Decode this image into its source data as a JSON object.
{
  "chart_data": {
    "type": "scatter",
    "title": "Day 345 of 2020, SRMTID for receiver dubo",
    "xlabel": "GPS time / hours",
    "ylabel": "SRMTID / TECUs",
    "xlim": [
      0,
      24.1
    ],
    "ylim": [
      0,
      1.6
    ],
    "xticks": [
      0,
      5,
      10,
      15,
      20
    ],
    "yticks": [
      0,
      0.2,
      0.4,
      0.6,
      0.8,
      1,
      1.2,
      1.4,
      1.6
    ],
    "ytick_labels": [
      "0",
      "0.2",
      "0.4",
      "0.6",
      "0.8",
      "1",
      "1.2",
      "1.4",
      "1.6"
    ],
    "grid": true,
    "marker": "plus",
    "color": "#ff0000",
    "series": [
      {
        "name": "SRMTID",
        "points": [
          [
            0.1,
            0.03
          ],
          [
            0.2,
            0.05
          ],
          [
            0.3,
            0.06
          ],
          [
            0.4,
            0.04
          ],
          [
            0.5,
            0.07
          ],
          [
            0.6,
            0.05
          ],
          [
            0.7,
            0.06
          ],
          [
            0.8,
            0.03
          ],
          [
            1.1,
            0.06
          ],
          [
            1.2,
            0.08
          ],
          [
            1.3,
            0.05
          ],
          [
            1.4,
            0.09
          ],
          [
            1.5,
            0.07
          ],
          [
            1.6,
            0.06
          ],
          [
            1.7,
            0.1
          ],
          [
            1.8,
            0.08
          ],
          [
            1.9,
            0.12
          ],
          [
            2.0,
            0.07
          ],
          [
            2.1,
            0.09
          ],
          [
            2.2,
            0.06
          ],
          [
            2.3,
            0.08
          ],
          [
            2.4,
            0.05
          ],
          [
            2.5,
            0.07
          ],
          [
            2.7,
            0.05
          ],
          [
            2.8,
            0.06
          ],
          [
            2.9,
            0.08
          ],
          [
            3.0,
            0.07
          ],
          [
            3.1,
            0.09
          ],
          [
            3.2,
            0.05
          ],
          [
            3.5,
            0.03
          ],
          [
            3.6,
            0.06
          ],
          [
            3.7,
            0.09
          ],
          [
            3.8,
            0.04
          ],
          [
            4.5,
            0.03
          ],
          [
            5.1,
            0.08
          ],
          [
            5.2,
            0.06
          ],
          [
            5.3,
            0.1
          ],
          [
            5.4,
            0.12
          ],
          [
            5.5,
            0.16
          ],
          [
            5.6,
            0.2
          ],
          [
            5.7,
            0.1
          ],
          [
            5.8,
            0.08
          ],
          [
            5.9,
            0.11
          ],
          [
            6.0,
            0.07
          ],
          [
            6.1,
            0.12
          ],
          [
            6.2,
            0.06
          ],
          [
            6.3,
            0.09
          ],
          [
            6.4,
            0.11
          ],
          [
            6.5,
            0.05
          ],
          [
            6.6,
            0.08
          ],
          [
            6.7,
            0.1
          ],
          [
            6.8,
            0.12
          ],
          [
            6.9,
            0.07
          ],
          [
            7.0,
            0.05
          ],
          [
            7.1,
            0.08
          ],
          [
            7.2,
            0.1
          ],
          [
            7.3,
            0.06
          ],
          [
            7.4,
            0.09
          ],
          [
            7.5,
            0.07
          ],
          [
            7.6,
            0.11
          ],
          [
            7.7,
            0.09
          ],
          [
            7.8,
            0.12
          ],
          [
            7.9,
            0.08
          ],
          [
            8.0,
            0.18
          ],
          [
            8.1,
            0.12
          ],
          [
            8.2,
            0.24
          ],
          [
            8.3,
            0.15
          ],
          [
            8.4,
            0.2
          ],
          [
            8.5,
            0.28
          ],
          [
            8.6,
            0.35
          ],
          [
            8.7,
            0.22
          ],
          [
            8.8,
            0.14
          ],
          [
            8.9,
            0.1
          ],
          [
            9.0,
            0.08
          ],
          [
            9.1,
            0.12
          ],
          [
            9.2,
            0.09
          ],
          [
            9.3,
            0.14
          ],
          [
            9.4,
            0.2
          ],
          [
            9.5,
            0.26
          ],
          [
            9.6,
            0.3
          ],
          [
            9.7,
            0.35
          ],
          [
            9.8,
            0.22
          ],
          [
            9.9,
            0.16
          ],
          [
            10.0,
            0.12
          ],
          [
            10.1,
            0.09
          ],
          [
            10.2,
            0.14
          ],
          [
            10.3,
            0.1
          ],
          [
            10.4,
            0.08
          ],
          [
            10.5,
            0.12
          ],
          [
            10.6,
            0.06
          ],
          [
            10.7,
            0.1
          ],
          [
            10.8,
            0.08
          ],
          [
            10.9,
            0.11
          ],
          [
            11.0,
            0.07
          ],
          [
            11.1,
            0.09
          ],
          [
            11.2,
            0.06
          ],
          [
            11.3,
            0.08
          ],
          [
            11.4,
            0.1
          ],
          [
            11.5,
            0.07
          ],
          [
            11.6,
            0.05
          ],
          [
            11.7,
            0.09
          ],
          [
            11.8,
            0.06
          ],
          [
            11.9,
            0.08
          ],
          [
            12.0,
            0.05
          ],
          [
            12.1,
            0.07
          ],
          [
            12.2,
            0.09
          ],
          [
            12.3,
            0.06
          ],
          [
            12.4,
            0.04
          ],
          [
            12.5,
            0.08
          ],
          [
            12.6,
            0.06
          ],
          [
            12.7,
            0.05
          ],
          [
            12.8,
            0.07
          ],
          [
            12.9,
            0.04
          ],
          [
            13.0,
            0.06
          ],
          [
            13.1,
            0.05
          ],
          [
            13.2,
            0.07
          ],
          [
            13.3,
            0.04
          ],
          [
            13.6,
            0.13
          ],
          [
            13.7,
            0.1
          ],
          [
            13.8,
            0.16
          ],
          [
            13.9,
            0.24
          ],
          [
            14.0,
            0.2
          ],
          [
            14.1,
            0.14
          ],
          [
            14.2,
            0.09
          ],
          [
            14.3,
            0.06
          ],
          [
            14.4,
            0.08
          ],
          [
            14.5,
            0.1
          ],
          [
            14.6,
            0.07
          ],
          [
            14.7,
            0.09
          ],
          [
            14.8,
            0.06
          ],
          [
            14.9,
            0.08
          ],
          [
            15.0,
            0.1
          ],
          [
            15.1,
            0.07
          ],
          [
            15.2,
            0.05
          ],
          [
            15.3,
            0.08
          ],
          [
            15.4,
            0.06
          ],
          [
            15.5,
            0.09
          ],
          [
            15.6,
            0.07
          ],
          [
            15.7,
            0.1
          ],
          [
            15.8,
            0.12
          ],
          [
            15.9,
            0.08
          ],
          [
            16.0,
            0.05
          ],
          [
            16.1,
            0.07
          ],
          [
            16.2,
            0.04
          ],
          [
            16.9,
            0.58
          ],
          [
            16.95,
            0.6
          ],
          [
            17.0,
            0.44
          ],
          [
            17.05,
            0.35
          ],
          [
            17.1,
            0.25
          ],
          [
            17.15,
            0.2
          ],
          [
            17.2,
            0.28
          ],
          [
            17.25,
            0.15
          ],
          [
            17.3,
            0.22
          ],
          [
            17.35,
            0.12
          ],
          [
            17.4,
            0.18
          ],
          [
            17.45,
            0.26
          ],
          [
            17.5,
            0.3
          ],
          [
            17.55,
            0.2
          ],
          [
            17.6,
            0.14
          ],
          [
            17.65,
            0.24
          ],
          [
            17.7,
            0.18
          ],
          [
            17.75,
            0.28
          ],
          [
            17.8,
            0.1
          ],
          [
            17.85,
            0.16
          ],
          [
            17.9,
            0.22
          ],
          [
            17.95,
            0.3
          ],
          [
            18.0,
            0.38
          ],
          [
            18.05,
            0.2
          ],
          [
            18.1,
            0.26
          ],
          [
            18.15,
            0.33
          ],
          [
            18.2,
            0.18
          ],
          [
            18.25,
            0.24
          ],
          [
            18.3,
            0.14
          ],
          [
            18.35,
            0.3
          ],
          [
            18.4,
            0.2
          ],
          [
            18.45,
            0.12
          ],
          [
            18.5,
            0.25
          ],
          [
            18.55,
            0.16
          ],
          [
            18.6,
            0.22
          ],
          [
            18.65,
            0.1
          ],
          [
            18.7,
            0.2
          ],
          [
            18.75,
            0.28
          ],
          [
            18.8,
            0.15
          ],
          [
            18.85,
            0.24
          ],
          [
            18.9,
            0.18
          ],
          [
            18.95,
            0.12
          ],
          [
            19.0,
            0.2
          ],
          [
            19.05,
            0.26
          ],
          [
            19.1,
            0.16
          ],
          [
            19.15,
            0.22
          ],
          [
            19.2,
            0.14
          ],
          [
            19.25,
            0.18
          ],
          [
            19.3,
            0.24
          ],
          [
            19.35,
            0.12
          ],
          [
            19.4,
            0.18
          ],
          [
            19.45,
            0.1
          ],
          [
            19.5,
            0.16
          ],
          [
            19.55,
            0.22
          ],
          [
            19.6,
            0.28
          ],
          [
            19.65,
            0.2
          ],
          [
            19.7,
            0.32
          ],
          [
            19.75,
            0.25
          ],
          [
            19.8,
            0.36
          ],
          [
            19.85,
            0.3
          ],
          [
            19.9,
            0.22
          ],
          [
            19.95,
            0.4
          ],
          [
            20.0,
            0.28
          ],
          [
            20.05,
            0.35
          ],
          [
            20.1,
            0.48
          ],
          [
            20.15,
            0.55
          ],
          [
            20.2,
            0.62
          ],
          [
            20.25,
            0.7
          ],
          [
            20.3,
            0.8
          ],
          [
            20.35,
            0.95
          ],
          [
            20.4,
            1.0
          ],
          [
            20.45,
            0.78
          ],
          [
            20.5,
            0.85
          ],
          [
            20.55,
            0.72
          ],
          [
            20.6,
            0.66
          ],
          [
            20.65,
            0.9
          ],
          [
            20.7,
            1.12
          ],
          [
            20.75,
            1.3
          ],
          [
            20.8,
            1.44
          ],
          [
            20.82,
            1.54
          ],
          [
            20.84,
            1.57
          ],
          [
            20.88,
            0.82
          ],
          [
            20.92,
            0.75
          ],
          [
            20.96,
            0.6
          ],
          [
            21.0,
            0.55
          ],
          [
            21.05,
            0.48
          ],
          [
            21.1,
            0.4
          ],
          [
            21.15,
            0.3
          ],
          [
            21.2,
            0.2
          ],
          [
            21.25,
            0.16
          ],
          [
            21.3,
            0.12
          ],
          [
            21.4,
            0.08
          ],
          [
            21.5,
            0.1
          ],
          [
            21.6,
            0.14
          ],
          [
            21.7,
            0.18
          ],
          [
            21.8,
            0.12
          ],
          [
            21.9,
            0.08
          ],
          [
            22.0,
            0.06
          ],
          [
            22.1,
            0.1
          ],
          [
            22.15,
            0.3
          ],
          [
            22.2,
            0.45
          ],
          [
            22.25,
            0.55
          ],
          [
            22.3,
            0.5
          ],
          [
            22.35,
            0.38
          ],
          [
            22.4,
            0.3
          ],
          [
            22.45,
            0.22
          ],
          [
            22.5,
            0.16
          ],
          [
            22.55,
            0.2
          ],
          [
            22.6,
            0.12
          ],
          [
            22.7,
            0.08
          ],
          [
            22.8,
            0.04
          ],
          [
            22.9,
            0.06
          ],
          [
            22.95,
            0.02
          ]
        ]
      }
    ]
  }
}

◆ **TASK PROMPT**:
In the entries above, identify every line with the word "SRMTID". Copy those lines.

◆ **ANSWER TO THIS TASK**:
    "title": "Day 345 of 2020, SRMTID for receiver dubo",
    "ylabel": "SRMTID / TECUs",
        "name": "SRMTID",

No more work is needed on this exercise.